## [Listed entries]
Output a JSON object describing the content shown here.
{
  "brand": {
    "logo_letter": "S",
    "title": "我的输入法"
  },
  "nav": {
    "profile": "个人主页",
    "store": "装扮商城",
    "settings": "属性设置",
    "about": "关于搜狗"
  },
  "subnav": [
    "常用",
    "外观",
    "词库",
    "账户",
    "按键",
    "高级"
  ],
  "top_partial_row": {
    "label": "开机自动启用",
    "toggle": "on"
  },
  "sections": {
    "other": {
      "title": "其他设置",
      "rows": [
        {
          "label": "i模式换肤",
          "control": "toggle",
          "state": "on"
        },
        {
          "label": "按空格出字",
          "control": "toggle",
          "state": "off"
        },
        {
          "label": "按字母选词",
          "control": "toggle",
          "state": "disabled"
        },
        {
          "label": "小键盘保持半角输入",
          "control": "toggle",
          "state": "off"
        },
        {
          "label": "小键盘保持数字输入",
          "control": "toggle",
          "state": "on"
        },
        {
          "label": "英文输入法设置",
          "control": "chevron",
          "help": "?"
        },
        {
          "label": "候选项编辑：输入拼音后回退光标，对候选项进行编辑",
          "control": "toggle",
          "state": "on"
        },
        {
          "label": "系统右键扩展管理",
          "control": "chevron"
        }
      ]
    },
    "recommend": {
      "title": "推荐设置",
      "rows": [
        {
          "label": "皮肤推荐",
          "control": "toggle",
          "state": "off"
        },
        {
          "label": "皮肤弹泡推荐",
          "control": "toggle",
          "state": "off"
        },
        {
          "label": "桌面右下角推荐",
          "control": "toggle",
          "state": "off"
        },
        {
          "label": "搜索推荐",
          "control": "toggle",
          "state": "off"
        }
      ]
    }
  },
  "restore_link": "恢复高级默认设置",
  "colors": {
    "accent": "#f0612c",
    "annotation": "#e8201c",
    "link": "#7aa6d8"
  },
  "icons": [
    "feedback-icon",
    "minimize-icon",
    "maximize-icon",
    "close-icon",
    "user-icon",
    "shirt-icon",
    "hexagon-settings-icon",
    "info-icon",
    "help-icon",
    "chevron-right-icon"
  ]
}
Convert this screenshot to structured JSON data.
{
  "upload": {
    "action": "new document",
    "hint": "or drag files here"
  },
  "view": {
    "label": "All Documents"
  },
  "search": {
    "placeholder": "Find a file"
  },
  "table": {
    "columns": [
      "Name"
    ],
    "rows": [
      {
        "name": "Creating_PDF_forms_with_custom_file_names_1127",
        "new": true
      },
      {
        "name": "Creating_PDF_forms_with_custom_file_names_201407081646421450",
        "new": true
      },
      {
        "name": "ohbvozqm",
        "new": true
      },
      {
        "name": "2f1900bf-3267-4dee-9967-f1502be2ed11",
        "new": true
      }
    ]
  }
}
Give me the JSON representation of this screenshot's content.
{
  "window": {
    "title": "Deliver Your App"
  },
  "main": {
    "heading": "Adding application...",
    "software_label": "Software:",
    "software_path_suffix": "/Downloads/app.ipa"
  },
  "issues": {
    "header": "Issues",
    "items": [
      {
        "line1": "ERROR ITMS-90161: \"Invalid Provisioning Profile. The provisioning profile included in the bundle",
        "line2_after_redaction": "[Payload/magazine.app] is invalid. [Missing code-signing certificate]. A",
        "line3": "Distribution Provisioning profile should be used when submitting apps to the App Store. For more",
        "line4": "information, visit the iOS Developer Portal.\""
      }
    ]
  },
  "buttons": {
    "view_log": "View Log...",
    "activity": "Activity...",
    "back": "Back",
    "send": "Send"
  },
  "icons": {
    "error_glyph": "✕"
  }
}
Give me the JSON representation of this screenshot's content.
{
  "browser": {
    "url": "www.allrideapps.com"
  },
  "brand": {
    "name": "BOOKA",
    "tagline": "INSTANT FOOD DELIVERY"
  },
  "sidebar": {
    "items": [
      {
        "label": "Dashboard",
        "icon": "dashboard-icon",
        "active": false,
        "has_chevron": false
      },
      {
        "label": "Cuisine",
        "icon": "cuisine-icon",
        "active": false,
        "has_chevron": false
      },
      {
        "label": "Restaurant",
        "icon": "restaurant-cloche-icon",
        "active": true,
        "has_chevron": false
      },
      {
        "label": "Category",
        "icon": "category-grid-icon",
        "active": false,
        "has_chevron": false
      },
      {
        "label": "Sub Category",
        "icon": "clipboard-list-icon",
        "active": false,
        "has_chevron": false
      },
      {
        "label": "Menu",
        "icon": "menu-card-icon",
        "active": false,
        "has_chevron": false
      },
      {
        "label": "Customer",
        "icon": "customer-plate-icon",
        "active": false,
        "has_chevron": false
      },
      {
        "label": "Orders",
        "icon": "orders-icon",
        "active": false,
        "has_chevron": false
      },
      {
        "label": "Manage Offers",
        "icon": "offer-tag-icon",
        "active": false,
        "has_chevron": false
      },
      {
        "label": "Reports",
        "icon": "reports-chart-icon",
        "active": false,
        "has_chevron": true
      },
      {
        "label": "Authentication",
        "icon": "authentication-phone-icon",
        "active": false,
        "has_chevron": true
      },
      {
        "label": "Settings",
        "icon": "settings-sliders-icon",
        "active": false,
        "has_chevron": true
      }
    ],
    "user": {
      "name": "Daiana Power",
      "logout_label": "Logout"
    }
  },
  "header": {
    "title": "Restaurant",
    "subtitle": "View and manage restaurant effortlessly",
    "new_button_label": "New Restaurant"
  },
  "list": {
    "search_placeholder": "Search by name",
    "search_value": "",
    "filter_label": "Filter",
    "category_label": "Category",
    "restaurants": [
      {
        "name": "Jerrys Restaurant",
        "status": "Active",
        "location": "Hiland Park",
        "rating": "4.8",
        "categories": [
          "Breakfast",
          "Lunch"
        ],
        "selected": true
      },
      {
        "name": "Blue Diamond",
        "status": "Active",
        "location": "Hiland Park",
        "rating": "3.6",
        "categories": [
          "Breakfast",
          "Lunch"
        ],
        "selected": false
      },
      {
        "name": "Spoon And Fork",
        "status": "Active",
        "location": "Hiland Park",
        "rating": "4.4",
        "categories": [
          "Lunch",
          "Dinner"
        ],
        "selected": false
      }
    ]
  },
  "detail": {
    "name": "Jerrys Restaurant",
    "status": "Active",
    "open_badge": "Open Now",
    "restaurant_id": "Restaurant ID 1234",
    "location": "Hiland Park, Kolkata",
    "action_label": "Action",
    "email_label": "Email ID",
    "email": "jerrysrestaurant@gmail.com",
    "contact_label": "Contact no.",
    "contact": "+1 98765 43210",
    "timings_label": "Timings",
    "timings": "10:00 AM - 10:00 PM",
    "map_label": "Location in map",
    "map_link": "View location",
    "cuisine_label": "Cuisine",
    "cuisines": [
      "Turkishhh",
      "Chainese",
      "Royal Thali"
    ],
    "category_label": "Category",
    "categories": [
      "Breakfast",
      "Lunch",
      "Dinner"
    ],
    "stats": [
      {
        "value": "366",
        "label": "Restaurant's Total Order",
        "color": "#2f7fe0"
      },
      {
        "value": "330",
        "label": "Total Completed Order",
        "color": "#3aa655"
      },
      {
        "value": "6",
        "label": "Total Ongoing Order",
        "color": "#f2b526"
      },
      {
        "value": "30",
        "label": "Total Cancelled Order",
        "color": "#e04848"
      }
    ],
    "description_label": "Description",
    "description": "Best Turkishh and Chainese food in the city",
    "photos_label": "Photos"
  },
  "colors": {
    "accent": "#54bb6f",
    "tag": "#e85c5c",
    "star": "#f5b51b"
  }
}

## [Written request]
Please repeat the listing above in full and exactly.

## [The output]
Output a JSON object describing the content shown here.
{
  "brand": {
    "logo_letter": "S",
    "title": "我的输入法"
  },
  "nav": {
    "profile": "个人主页",
    "store": "装扮商城",
    "settings": "属性设置",
    "about": "关于搜狗"
  },
  "subnav": [
    "常用",
    "外观",
    "词库",
    "账户",
    "按键",
    "高级"
  ],
  "top_partial_row": {
    "label": "开机自动启用",
    "toggle": "on"
  },
  "sections": {
    "other": {
      "title": "其他设置",
      "rows": [
        {
          "label": "i模式换肤",
          "control": "toggle",
          "state": "on"
        },
        {
          "label": "按空格出字",
          "control": "toggle",
          "state": "off"
        },
        {
          "label": "按字母选词",
          "control": "toggle",
          "state": "disabled"
        },
        {
          "label": "小键盘保持半角输入",
          "control": "toggle",
          "state": "off"
        },
        {
          "label": "小键盘保持数字输入",
          "control": "toggle",
          "state": "on"
        },
        {
          "label": "英文输入法设置",
          "control": "chevron",
          "help": "?"
        },
        {
          "label": "候选项编辑：输入拼音后回退光标，对候选项进行编辑",
          "control": "toggle",
          "state": "on"
        },
        {
          "label": "系统右键扩展管理",
          "control": "chevron"
        }
      ]
    },
    "recommend": {
      "title": "推荐设置",
      "rows": [
        {
          "label": "皮肤推荐",
          "control": "toggle",
          "state": "off"
        },
        {
          "label": "皮肤弹泡推荐",
          "control": "toggle",
          "state": "off"
        },
        {
          "label": "桌面右下角推荐",
          "control": "toggle",
          "state": "off"
        },
        {
          "label": "搜索推荐",
          "control": "toggle",
          "state": "off"
        }
      ]
    }
  },
  "restore_link": "恢复高级默认设置",
  "colors": {
    "accent": "#f0612c",
    "annotation": "#e8201c",
    "link": "#7aa6d8"
  },
  "icons": [
    "feedback-icon",
    "minimize-icon",
    "maximize-icon",
    "close-icon",
    "user-icon",
    "shirt-icon",
    "hexagon-settings-icon",
    "info-icon",
    "help-icon",
    "chevron-right-icon"
  ]
}
Convert this screenshot to structured JSON data.
{
  "upload": {
    "action": "new document",
    "hint": "or drag files here"
  },
  "view": {
    "label": "All Documents"
  },
  "search": {
    "placeholder": "Find a file"
  },
  "table": {
    "columns": [
      "Name"
    ],
    "rows": [
      {
        "name": "Creating_PDF_forms_with_custom_file_names_1127",
        "new": true
      },
      {
        "name": "Creating_PDF_forms_with_custom_file_names_201407081646421450",
        "new": true
      },
      {
        "name": "ohbvozqm",
        "new": true
      },
      {
        "name": "2f1900bf-3267-4dee-9967-f1502be2ed11",
        "new": true
      }
    ]
  }
}
Give me the JSON representation of this screenshot's content.
{
  "window": {
    "title": "Deliver Your App"
  },
  "main": {
    "heading": "Adding application...",
    "software_label": "Software:",
    "software_path_suffix": "/Downloads/app.ipa"
  },
  "issues": {
    "header": "Issues",
    "items": [
      {
        "line1": "ERROR ITMS-90161: \"Invalid Provisioning Profile. The provisioning profile included in the bundle",
        "line2_after_redaction": "[Payload/magazine.app] is invalid. [Missing code-signing certificate]. A",
        "line3": "Distribution Provisioning profile should be used when submitting apps to the App Store. For more",
        "line4": "information, visit the iOS Developer Portal.\""
      }
    ]
  },
  "buttons": {
    "view_log": "View Log...",
    "activity": "Activity...",
    "back": "Back",
    "send": "Send"
  },
  "icons": {
    "error_glyph": "✕"
  }
}
Give me the JSON representation of this screenshot's content.
{
  "browser": {
    "url": "www.allrideapps.com"
  },
  "brand": {
    "name": "BOOKA",
    "tagline": "INSTANT FOOD DELIVERY"
  },
  "sidebar": {
    "items": [
      {
        "label": "Dashboard",
        "icon": "dashboard-icon",
        "active": false,
        "has_chevron": false
      },
      {
        "label": "Cuisine",
        "icon": "cuisine-icon",
        "active": false,
        "has_chevron": false
      },
      {
        "label": "Restaurant",
        "icon": "restaurant-cloche-icon",
        "active": true,
        "has_chevron": false
      },
      {
        "label": "Category",
        "icon": "category-grid-icon",
        "active": false,
        "has_chevron": false
      },
      {
        "label": "Sub Category",
        "icon": "clipboard-list-icon",
        "active": false,
        "has_chevron": false
      },
      {
        "label": "Menu",
        "icon": "menu-card-icon",
        "active": false,
        "has_chevron": false
      },
      {
        "label": "Customer",
        "icon": "customer-plate-icon",
        "active": false,
        "has_chevron": false
      },
      {
        "label": "Orders",
        "icon": "orders-icon",
        "active": false,
        "has_chevron": false
      },
      {
        "label": "Manage Offers",
        "icon": "offer-tag-icon",
        "active": false,
        "has_chevron": false
      },
      {
        "label": "Reports",
        "icon": "reports-chart-icon",
        "active": false,
        "has_chevron": true
      },
      {
        "label": "Authentication",
        "icon": "authentication-phone-icon",
        "active": false,
        "has_chevron": true
      },
      {
        "label": "Settings",
        "icon": "settings-sliders-icon",
        "active": false,
        "has_chevron": true
      }
    ],
    "user": {
      "name": "Daiana Power",
      "logout_label": "Logout"
    }
  },
  "header": {
    "title": "Restaurant",
    "subtitle": "View and manage restaurant effortlessly",
    "new_button_label": "New Restaurant"
  },
  "list": {
    "search_placeholder": "Search by name",
    "search_value": "",
    "filter_label": "Filter",
    "category_label": "Category",
    "restaurants": [
      {
        "name": "Jerrys Restaurant",
        "status": "Active",
        "location": "Hiland Park",
        "rating": "4.8",
        "categories": [
          "Breakfast",
          "Lunch"
        ],
        "selected": true
      },
      {
        "name": "Blue Diamond",
        "status": "Active",
        "location": "Hiland Park",
        "rating": "3.6",
        "categories": [
          "Breakfast",
          "Lunch"
        ],
        "selected": false
      },
      {
        "name": "Spoon And Fork",
        "status": "Active",
        "location": "Hiland Park",
        "rating": "4.4",
        "categories": [
          "Lunch",
          "Dinner"
        ],
        "selected": false
      }
    ]
  },
  "detail": {
    "name": "Jerrys Restaurant",
    "status": "Active",
    "open_badge": "Open Now",
    "restaurant_id": "Restaurant ID 1234",
    "location": "Hiland Park, Kolkata",
    "action_label": "Action",
    "email_label": "Email ID",
    "email": "jerrysrestaurant@gmail.com",
    "contact_label": "Contact no.",
    "contact": "+1 98765 43210",
    "timings_label": "Timings",
    "timings": "10:00 AM - 10:00 PM",
    "map_label": "Location in map",
    "map_link": "View location",
    "cuisine_label": "Cuisine",
    "cuisines": [
      "Turkishhh",
      "Chainese",
      "Royal Thali"
    ],
    "category_label": "Category",
    "categories": [
      "Breakfast",
      "Lunch",
      "Dinner"
    ],
    "stats": [
      {
        "value": "366",
        "label": "Restaurant's Total Order",
        "color": "#2f7fe0"
      },
      {
        "value": "330",
        "label": "Total Completed Order",
        "color": "#3aa655"
      },
      {
        "value": "6",
        "label": "Total Ongoing Order",
        "color": "#f2b526"
      },
      {
        "value": "30",
        "label": "Total Cancelled Order",
        "color": "#e04848"
      }
    ],
    "description_label": "Description",
    "description": "Best Turkishh and Chainese food in the city",
    "photos_label": "Photos"
  },
  "colors": {
    "accent": "#54bb6f",
    "tag": "#e85c5c",
    "star": "#f5b51b"
  }
}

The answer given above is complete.